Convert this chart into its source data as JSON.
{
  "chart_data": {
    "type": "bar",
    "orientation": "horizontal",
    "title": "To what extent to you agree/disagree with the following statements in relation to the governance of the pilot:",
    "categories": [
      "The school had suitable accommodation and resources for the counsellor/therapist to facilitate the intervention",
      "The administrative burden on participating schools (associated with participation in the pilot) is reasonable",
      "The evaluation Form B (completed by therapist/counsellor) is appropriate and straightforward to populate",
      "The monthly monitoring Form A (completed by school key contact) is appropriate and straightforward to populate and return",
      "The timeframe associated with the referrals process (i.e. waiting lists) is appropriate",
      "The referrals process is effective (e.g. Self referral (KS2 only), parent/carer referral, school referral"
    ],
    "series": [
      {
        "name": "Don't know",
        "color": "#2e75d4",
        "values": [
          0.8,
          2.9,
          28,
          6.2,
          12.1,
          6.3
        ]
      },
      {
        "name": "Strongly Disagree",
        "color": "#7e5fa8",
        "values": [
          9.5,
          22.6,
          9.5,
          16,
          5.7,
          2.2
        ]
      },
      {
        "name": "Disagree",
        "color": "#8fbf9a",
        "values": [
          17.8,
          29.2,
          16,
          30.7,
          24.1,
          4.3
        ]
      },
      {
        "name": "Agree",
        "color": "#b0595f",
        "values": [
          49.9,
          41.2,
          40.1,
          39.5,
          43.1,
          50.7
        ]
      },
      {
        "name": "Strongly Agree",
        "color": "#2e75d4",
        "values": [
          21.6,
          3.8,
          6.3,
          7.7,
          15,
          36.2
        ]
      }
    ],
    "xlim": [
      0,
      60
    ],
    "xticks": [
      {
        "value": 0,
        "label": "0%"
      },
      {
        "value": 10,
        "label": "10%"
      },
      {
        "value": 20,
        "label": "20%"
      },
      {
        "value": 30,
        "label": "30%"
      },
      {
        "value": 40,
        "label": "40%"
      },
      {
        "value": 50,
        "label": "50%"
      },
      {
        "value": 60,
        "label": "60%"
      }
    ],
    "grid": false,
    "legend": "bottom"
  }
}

####################

:: YOUR OBJECTIVE ::
A number is the only answer here: how many lines of the material above contain "color"?

:: RESULT OF THE EXERCISE ::
5